Dataset entries on figures:
•••

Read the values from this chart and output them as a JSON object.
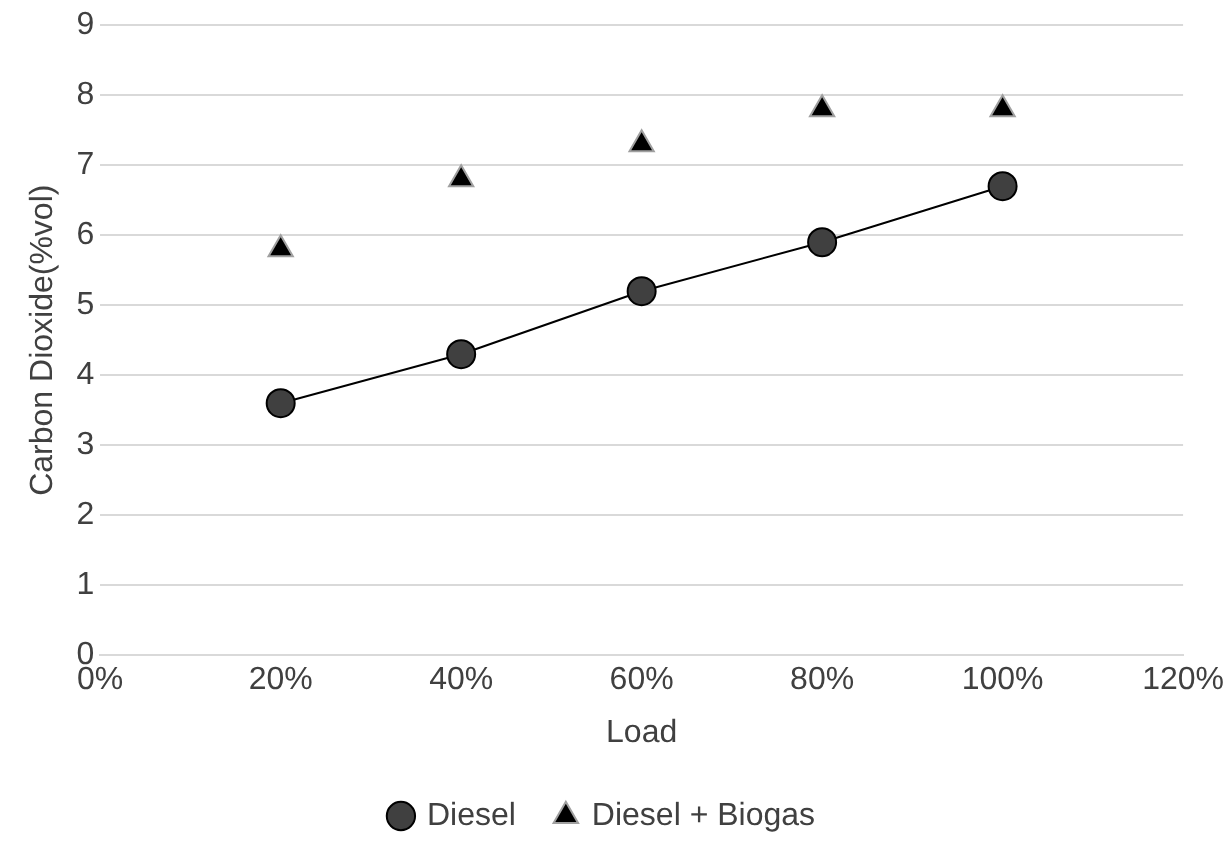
{
  "chart_data": {
    "type": "line",
    "xlabel": "Load",
    "ylabel": "Carbon Dioxide(%vol)",
    "x": [
      20,
      40,
      60,
      80,
      100
    ],
    "series": [
      {
        "name": "Diesel",
        "color": "#404040",
        "marker": "circle",
        "values": [
          3.6,
          4.3,
          5.2,
          5.9,
          6.7
        ]
      },
      {
        "name": "Diesel + Biogas",
        "type": "scatter",
        "color": "#000000",
        "marker": "triangle",
        "values": [
          5.8,
          6.8,
          7.3,
          7.8,
          7.8
        ]
      }
    ],
    "xlim": [
      0,
      120
    ],
    "xticks": [
      {
        "value": 0,
        "label": "0%"
      },
      {
        "value": 20,
        "label": "20%"
      },
      {
        "value": 40,
        "label": "40%"
      },
      {
        "value": 60,
        "label": "60%"
      },
      {
        "value": 80,
        "label": "80%"
      },
      {
        "value": 100,
        "label": "100%"
      },
      {
        "value": 120,
        "label": "120%"
      }
    ],
    "ylim": [
      0,
      9
    ],
    "yticks": [
      0,
      1,
      2,
      3,
      4,
      5,
      6,
      7,
      8,
      9
    ],
    "grid": "y",
    "legend": "bottom"
  }
}
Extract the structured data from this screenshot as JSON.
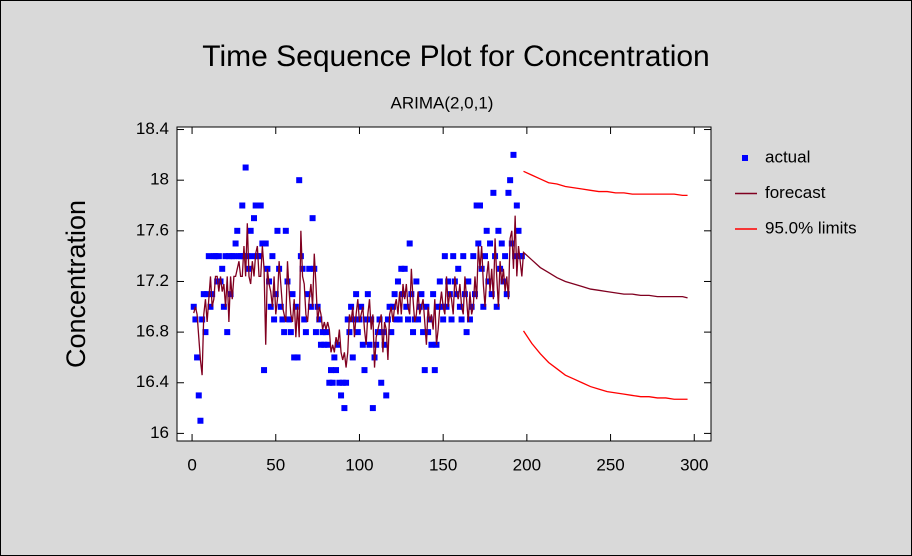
{
  "chart_data": {
    "type": "time_sequence",
    "title": "Time Sequence Plot for Concentration",
    "subtitle": "ARIMA(2,0,1)",
    "y_label": "Concentration",
    "xlim": [
      -9,
      310
    ],
    "xticks": [
      0,
      50,
      100,
      150,
      200,
      250,
      300
    ],
    "ylim": [
      15.94,
      18.42
    ],
    "yticks": [
      16,
      16.4,
      16.8,
      17.2,
      17.6,
      18,
      18.4
    ],
    "series": [
      {
        "name": "actual",
        "color": "#0000ff",
        "style": "points",
        "x": [
          1,
          2,
          3,
          4,
          5,
          6,
          7,
          8,
          9,
          10,
          11,
          12,
          13,
          14,
          15,
          16,
          17,
          18,
          19,
          20,
          21,
          22,
          23,
          24,
          25,
          26,
          27,
          28,
          29,
          30,
          31,
          32,
          33,
          34,
          35,
          36,
          37,
          38,
          39,
          40,
          41,
          42,
          43,
          44,
          45,
          46,
          47,
          48,
          49,
          50,
          51,
          52,
          53,
          54,
          55,
          56,
          57,
          58,
          59,
          60,
          61,
          62,
          63,
          64,
          65,
          66,
          67,
          68,
          69,
          70,
          71,
          72,
          73,
          74,
          75,
          76,
          77,
          78,
          79,
          80,
          81,
          82,
          83,
          84,
          85,
          86,
          87,
          88,
          89,
          90,
          91,
          92,
          93,
          94,
          95,
          96,
          97,
          98,
          99,
          100,
          101,
          102,
          103,
          104,
          105,
          106,
          107,
          108,
          109,
          110,
          111,
          112,
          113,
          114,
          115,
          116,
          117,
          118,
          119,
          120,
          121,
          122,
          123,
          124,
          125,
          126,
          127,
          128,
          129,
          130,
          131,
          132,
          133,
          134,
          135,
          136,
          137,
          138,
          139,
          140,
          141,
          142,
          143,
          144,
          145,
          146,
          147,
          148,
          149,
          150,
          151,
          152,
          153,
          154,
          155,
          156,
          157,
          158,
          159,
          160,
          161,
          162,
          163,
          164,
          165,
          166,
          167,
          168,
          169,
          170,
          171,
          172,
          173,
          174,
          175,
          176,
          177,
          178,
          179,
          180,
          181,
          182,
          183,
          184,
          185,
          186,
          187,
          188,
          189,
          190,
          191,
          192,
          193,
          194,
          195,
          196,
          197
        ],
        "values": [
          17.0,
          16.9,
          16.6,
          16.3,
          16.1,
          16.9,
          17.1,
          16.8,
          17.1,
          17.4,
          17.0,
          17.1,
          17.4,
          17.4,
          17.2,
          17.4,
          17.2,
          17.3,
          17.0,
          17.4,
          16.8,
          17.4,
          17.1,
          17.4,
          17.4,
          17.5,
          17.6,
          17.4,
          17.4,
          17.8,
          17.4,
          18.1,
          17.4,
          17.3,
          17.6,
          17.4,
          17.7,
          17.8,
          17.4,
          17.4,
          17.8,
          17.5,
          16.5,
          17.5,
          17.3,
          17.2,
          17.0,
          17.4,
          16.9,
          17.1,
          17.6,
          17.3,
          17.0,
          16.9,
          16.8,
          17.6,
          17.2,
          16.9,
          16.8,
          17.1,
          16.6,
          17.0,
          16.6,
          18.0,
          17.4,
          17.3,
          16.9,
          16.8,
          17.1,
          17.3,
          17.0,
          17.7,
          17.3,
          16.8,
          17.0,
          16.9,
          16.7,
          16.8,
          16.7,
          16.8,
          16.7,
          16.4,
          16.5,
          16.4,
          16.6,
          16.5,
          16.7,
          16.4,
          16.3,
          16.4,
          16.2,
          16.4,
          16.9,
          16.8,
          17.0,
          16.6,
          16.9,
          17.1,
          16.8,
          16.9,
          17.0,
          16.7,
          16.5,
          16.9,
          17.1,
          16.7,
          16.9,
          16.2,
          16.6,
          16.7,
          16.8,
          16.9,
          16.4,
          16.8,
          16.7,
          16.3,
          16.9,
          17.0,
          16.8,
          17.0,
          17.1,
          16.9,
          17.2,
          16.9,
          17.3,
          17.1,
          17.3,
          17.0,
          16.9,
          17.5,
          17.1,
          16.8,
          16.9,
          17.2,
          16.9,
          17.0,
          17.1,
          16.8,
          16.5,
          17.0,
          16.8,
          16.9,
          16.7,
          17.1,
          16.5,
          16.7,
          17.0,
          17.2,
          17.0,
          16.9,
          17.4,
          17.0,
          17.2,
          17.1,
          16.9,
          17.4,
          17.2,
          17.1,
          17.3,
          17.0,
          16.9,
          17.4,
          17.1,
          16.8,
          17.2,
          16.9,
          17.0,
          17.4,
          17.1,
          17.8,
          17.5,
          17.8,
          17.3,
          17.0,
          17.4,
          17.6,
          17.2,
          17.5,
          17.1,
          17.9,
          17.4,
          17.0,
          17.6,
          17.3,
          17.5,
          17.2,
          17.4,
          17.1,
          17.9,
          18.0,
          17.5,
          18.2,
          17.4,
          17.8,
          17.6,
          17.4,
          17.4
        ]
      },
      {
        "name": "forecast",
        "color": "#800020",
        "style": "line",
        "x": [
          1,
          2,
          3,
          4,
          5,
          6,
          7,
          8,
          9,
          10,
          11,
          12,
          13,
          14,
          15,
          16,
          17,
          18,
          19,
          20,
          21,
          22,
          23,
          24,
          25,
          26,
          27,
          28,
          29,
          30,
          31,
          32,
          33,
          34,
          35,
          36,
          37,
          38,
          39,
          40,
          41,
          42,
          43,
          44,
          45,
          46,
          47,
          48,
          49,
          50,
          51,
          52,
          53,
          54,
          55,
          56,
          57,
          58,
          59,
          60,
          61,
          62,
          63,
          64,
          65,
          66,
          67,
          68,
          69,
          70,
          71,
          72,
          73,
          74,
          75,
          76,
          77,
          78,
          79,
          80,
          81,
          82,
          83,
          84,
          85,
          86,
          87,
          88,
          89,
          90,
          91,
          92,
          93,
          94,
          95,
          96,
          97,
          98,
          99,
          100,
          101,
          102,
          103,
          104,
          105,
          106,
          107,
          108,
          109,
          110,
          111,
          112,
          113,
          114,
          115,
          116,
          117,
          118,
          119,
          120,
          121,
          122,
          123,
          124,
          125,
          126,
          127,
          128,
          129,
          130,
          131,
          132,
          133,
          134,
          135,
          136,
          137,
          138,
          139,
          140,
          141,
          142,
          143,
          144,
          145,
          146,
          147,
          148,
          149,
          150,
          151,
          152,
          153,
          154,
          155,
          156,
          157,
          158,
          159,
          160,
          161,
          162,
          163,
          164,
          165,
          166,
          167,
          168,
          169,
          170,
          171,
          172,
          173,
          174,
          175,
          176,
          177,
          178,
          179,
          180,
          181,
          182,
          183,
          184,
          185,
          186,
          187,
          188,
          189,
          190,
          191,
          192,
          193,
          194,
          195,
          196,
          197,
          198,
          203,
          208,
          213,
          218,
          223,
          228,
          233,
          238,
          243,
          248,
          253,
          258,
          263,
          268,
          273,
          278,
          283,
          288,
          293,
          296
        ],
        "values": [
          16.95,
          17.0,
          16.94,
          16.76,
          16.58,
          16.46,
          16.94,
          17.06,
          16.88,
          17.06,
          17.24,
          17.0,
          17.06,
          17.24,
          17.24,
          17.12,
          17.24,
          17.12,
          17.18,
          17.0,
          17.24,
          16.88,
          17.24,
          17.06,
          17.24,
          17.24,
          17.3,
          17.36,
          17.24,
          17.24,
          17.48,
          17.24,
          17.66,
          17.24,
          17.18,
          17.36,
          17.24,
          17.42,
          17.48,
          17.24,
          17.24,
          17.48,
          17.3,
          16.7,
          17.3,
          17.18,
          17.12,
          17.0,
          17.24,
          16.94,
          17.06,
          17.36,
          17.18,
          17.0,
          16.94,
          16.88,
          17.36,
          17.12,
          16.94,
          16.88,
          17.06,
          16.76,
          17.0,
          16.76,
          17.6,
          17.24,
          17.18,
          16.94,
          16.88,
          17.06,
          17.18,
          17.0,
          17.42,
          17.18,
          16.88,
          17.0,
          16.94,
          16.82,
          16.88,
          16.82,
          16.88,
          16.82,
          16.64,
          16.7,
          16.64,
          16.76,
          16.7,
          16.82,
          16.64,
          16.58,
          16.64,
          16.52,
          16.64,
          16.94,
          16.88,
          17.0,
          16.76,
          16.94,
          17.06,
          16.88,
          16.94,
          17.0,
          16.82,
          16.7,
          16.94,
          17.06,
          16.82,
          16.94,
          16.52,
          16.76,
          16.82,
          16.88,
          16.94,
          16.64,
          16.88,
          16.82,
          16.58,
          16.94,
          17.0,
          16.88,
          17.0,
          17.06,
          16.94,
          17.12,
          16.94,
          17.18,
          17.06,
          17.18,
          17.0,
          16.94,
          17.3,
          17.06,
          16.88,
          16.94,
          17.12,
          16.94,
          17.0,
          17.06,
          16.88,
          16.7,
          17.0,
          16.88,
          16.94,
          16.82,
          17.06,
          16.7,
          16.82,
          17.0,
          17.12,
          17.0,
          16.94,
          17.24,
          17.0,
          17.12,
          17.06,
          16.94,
          17.24,
          17.12,
          17.06,
          17.18,
          17.0,
          16.94,
          17.24,
          17.06,
          16.88,
          17.12,
          16.94,
          17.0,
          17.24,
          17.06,
          17.48,
          17.3,
          17.48,
          17.18,
          17.0,
          17.24,
          17.36,
          17.12,
          17.3,
          17.06,
          17.54,
          17.24,
          17.0,
          17.36,
          17.18,
          17.3,
          17.12,
          17.24,
          17.06,
          17.54,
          17.6,
          17.3,
          17.72,
          17.24,
          17.48,
          17.36,
          17.24,
          17.43,
          17.37,
          17.31,
          17.27,
          17.23,
          17.2,
          17.18,
          17.16,
          17.14,
          17.13,
          17.12,
          17.11,
          17.1,
          17.1,
          17.09,
          17.09,
          17.08,
          17.08,
          17.08,
          17.08,
          17.07
        ]
      },
      {
        "name": "95.0% limits",
        "color": "#ff0000",
        "style": "band",
        "x": [
          198,
          203,
          208,
          213,
          218,
          223,
          228,
          233,
          238,
          243,
          248,
          253,
          258,
          263,
          268,
          273,
          278,
          283,
          288,
          293,
          296
        ],
        "values": [
          18.07,
          18.04,
          18.01,
          17.98,
          17.97,
          17.95,
          17.94,
          17.93,
          17.92,
          17.91,
          17.91,
          17.9,
          17.9,
          17.89,
          17.89,
          17.89,
          17.89,
          17.89,
          17.89,
          17.88,
          17.88
        ],
        "lower": [
          16.81,
          16.71,
          16.63,
          16.56,
          16.51,
          16.46,
          16.43,
          16.4,
          16.37,
          16.35,
          16.33,
          16.32,
          16.31,
          16.3,
          16.29,
          16.29,
          16.28,
          16.28,
          16.27,
          16.27,
          16.27
        ]
      }
    ]
  }
}
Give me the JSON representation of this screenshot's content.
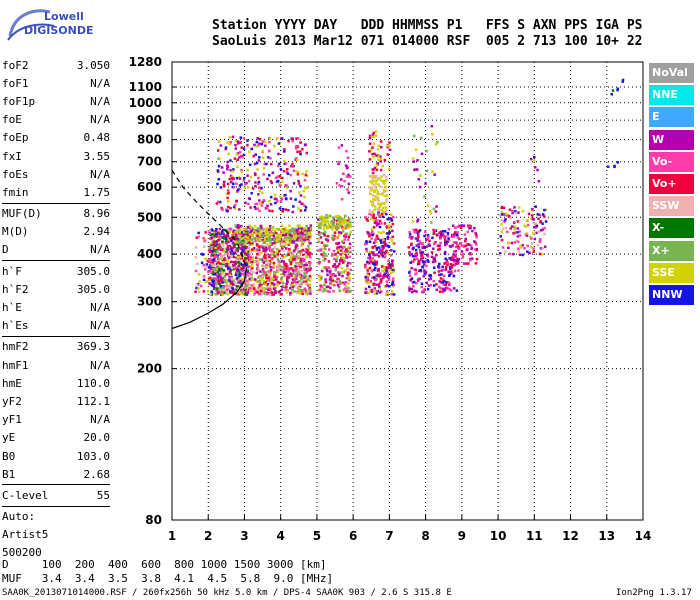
{
  "logo": {
    "line1": "Lowell",
    "line2": "DIGISONDE"
  },
  "header": {
    "line1": "Station YYYY DAY   DDD HHMMSS P1   FFS S AXN PPS IGA PS",
    "line2": "SaoLuis 2013 Mar12 071 014000 RSF  005 2 713 100 10+ 22"
  },
  "params": {
    "group1": [
      {
        "name": "foF2",
        "value": "3.050"
      },
      {
        "name": "foF1",
        "value": "N/A"
      },
      {
        "name": "foF1p",
        "value": "N/A"
      },
      {
        "name": "foE",
        "value": "N/A"
      },
      {
        "name": "foEp",
        "value": "0.48"
      },
      {
        "name": "fxI",
        "value": "3.55"
      },
      {
        "name": "foEs",
        "value": "N/A"
      },
      {
        "name": "fmin",
        "value": "1.75"
      }
    ],
    "group2": [
      {
        "name": "MUF(D)",
        "value": "8.96"
      },
      {
        "name": "M(D)",
        "value": "2.94"
      },
      {
        "name": "D",
        "value": "N/A"
      }
    ],
    "group3": [
      {
        "name": "h`F",
        "value": "305.0"
      },
      {
        "name": "h`F2",
        "value": "305.0"
      },
      {
        "name": "h`E",
        "value": "N/A"
      },
      {
        "name": "h`Es",
        "value": "N/A"
      }
    ],
    "group4": [
      {
        "name": "hmF2",
        "value": "369.3"
      },
      {
        "name": "hmF1",
        "value": "N/A"
      },
      {
        "name": "hmE",
        "value": "110.0"
      },
      {
        "name": "yF2",
        "value": "112.1"
      },
      {
        "name": "yF1",
        "value": "N/A"
      },
      {
        "name": "yE",
        "value": "20.0"
      },
      {
        "name": "B0",
        "value": "103.0"
      },
      {
        "name": "B1",
        "value": "2.68"
      }
    ],
    "group5": [
      {
        "name": "C-level",
        "value": "55"
      }
    ],
    "notes": [
      "Auto:",
      "Artist5",
      "500200"
    ]
  },
  "legend": [
    {
      "label": "NoVal",
      "color": "#a0a0a0"
    },
    {
      "label": "NNE",
      "color": "#00e8e8"
    },
    {
      "label": "E",
      "color": "#40a8ff"
    },
    {
      "label": "W",
      "color": "#b000b0"
    },
    {
      "label": "Vo-",
      "color": "#ff3ca8"
    },
    {
      "label": "Vo+",
      "color": "#f0003c"
    },
    {
      "label": "SSW",
      "color": "#f0b0b0"
    },
    {
      "label": "X-",
      "color": "#007800"
    },
    {
      "label": "X+",
      "color": "#78b450"
    },
    {
      "label": "SSE",
      "color": "#d2d200"
    },
    {
      "label": "NNW",
      "color": "#1414e6"
    }
  ],
  "muf_table": {
    "d_row": "D     100  200  400  600  800 1000 1500 3000 [km]",
    "muf_row": "MUF   3.4  3.4  3.5  3.8  4.1  4.5  5.8  9.0 [MHz]"
  },
  "footer": {
    "left": "SAA0K_2013071014000.RSF / 260fx256h 50 kHz 5.0 km / DPS-4 SAA0K 903 / 2.6 S 315.8 E",
    "right": "Ion2Png 1.3.17"
  },
  "chart_data": {
    "type": "scatter",
    "xlim": [
      1,
      14
    ],
    "ylim": [
      80,
      1280
    ],
    "x_ticks": [
      1,
      2,
      3,
      4,
      5,
      6,
      7,
      8,
      9,
      10,
      11,
      12,
      13,
      14
    ],
    "y_ticks": [
      80,
      200,
      300,
      400,
      500,
      600,
      700,
      800,
      900,
      1000,
      1100,
      1280
    ],
    "y_scale": "log",
    "grid": true,
    "legend_placement": "right",
    "clusters": [
      {
        "xmin": 1.6,
        "xmax": 2.0,
        "ymin": 320,
        "ymax": 470,
        "n": 40,
        "colors": [
          "#f0003c",
          "#ff3ca8",
          "#d2d200",
          "#1414e6",
          "#f0b0b0"
        ]
      },
      {
        "xmin": 2.0,
        "xmax": 3.1,
        "ymin": 315,
        "ymax": 470,
        "n": 700,
        "colors": [
          "#f0003c",
          "#ff3ca8",
          "#b000b0",
          "#d2d200",
          "#1414e6",
          "#007800",
          "#78b450",
          "#f0b0b0"
        ]
      },
      {
        "xmin": 3.1,
        "xmax": 4.8,
        "ymin": 315,
        "ymax": 470,
        "n": 750,
        "colors": [
          "#f0003c",
          "#ff3ca8",
          "#b000b0",
          "#d2d200",
          "#78b450",
          "#f0b0b0"
        ]
      },
      {
        "xmin": 2.7,
        "xmax": 4.8,
        "ymin": 430,
        "ymax": 480,
        "n": 250,
        "colors": [
          "#d2d200",
          "#d2d200",
          "#78b450",
          "#b000b0"
        ]
      },
      {
        "xmin": 2.2,
        "xmax": 4.7,
        "ymin": 520,
        "ymax": 820,
        "n": 300,
        "colors": [
          "#b000b0",
          "#ff3ca8",
          "#f0003c",
          "#d2d200",
          "#1414e6"
        ]
      },
      {
        "xmin": 5.0,
        "xmax": 5.9,
        "ymin": 320,
        "ymax": 500,
        "n": 260,
        "colors": [
          "#f0003c",
          "#ff3ca8",
          "#b000b0",
          "#d2d200",
          "#78b450"
        ]
      },
      {
        "xmin": 5.0,
        "xmax": 5.9,
        "ymin": 470,
        "ymax": 510,
        "n": 90,
        "colors": [
          "#d2d200",
          "#d2d200",
          "#78b450"
        ]
      },
      {
        "xmin": 5.5,
        "xmax": 5.9,
        "ymin": 560,
        "ymax": 780,
        "n": 25,
        "colors": [
          "#b000b0",
          "#ff3ca8"
        ]
      },
      {
        "xmin": 6.3,
        "xmax": 7.1,
        "ymin": 315,
        "ymax": 520,
        "n": 300,
        "colors": [
          "#f0003c",
          "#ff3ca8",
          "#b000b0",
          "#d2d200",
          "#1414e6"
        ]
      },
      {
        "xmin": 6.4,
        "xmax": 6.9,
        "ymin": 520,
        "ymax": 650,
        "n": 90,
        "colors": [
          "#d2d200",
          "#d2d200",
          "#f0b0b0"
        ]
      },
      {
        "xmin": 6.4,
        "xmax": 7.0,
        "ymin": 650,
        "ymax": 850,
        "n": 50,
        "colors": [
          "#b000b0",
          "#d2d200",
          "#f0003c"
        ]
      },
      {
        "xmin": 7.5,
        "xmax": 8.9,
        "ymin": 320,
        "ymax": 470,
        "n": 280,
        "colors": [
          "#f0003c",
          "#ff3ca8",
          "#b000b0",
          "#1414e6"
        ]
      },
      {
        "xmin": 7.6,
        "xmax": 8.3,
        "ymin": 480,
        "ymax": 880,
        "n": 35,
        "colors": [
          "#b000b0",
          "#d2d200",
          "#78b450"
        ]
      },
      {
        "xmin": 8.7,
        "xmax": 9.4,
        "ymin": 380,
        "ymax": 480,
        "n": 80,
        "colors": [
          "#f0003c",
          "#ff3ca8",
          "#b000b0"
        ]
      },
      {
        "xmin": 10.0,
        "xmax": 11.3,
        "ymin": 400,
        "ymax": 540,
        "n": 130,
        "colors": [
          "#f0003c",
          "#ff3ca8",
          "#b000b0",
          "#1414e6",
          "#d2d200",
          "#f0b0b0"
        ]
      },
      {
        "xmin": 10.8,
        "xmax": 11.1,
        "ymin": 620,
        "ymax": 760,
        "n": 6,
        "colors": [
          "#b000b0",
          "#1414e6",
          "#d2d200"
        ]
      },
      {
        "xmin": 13.0,
        "xmax": 13.3,
        "ymin": 660,
        "ymax": 710,
        "n": 4,
        "colors": [
          "#1414e6"
        ]
      },
      {
        "xmin": 13.0,
        "xmax": 13.3,
        "ymin": 1040,
        "ymax": 1110,
        "n": 4,
        "colors": [
          "#1414e6",
          "#007800"
        ]
      },
      {
        "xmin": 13.4,
        "xmax": 13.6,
        "ymin": 1140,
        "ymax": 1170,
        "n": 2,
        "colors": [
          "#1414e6"
        ]
      }
    ],
    "profile_solid": [
      [
        1,
        255
      ],
      [
        1.5,
        265
      ],
      [
        2.0,
        280
      ],
      [
        2.4,
        295
      ],
      [
        2.8,
        318
      ],
      [
        3.0,
        340
      ],
      [
        3.05,
        369
      ]
    ],
    "profile_dashed": [
      [
        1,
        665
      ],
      [
        1.3,
        600
      ],
      [
        1.7,
        545
      ],
      [
        2.1,
        500
      ],
      [
        2.5,
        460
      ],
      [
        2.8,
        430
      ],
      [
        3.05,
        369
      ]
    ]
  }
}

•••

YOUR OBJECTIVE: Gather from the records above every line containing the string "this".

EXERCISE ANSWER:
Read the values from this chart and output them as a JSON object.
Extract the structured data from this screenshot as JSON.
Give me the JSON representation of this screenshot's content.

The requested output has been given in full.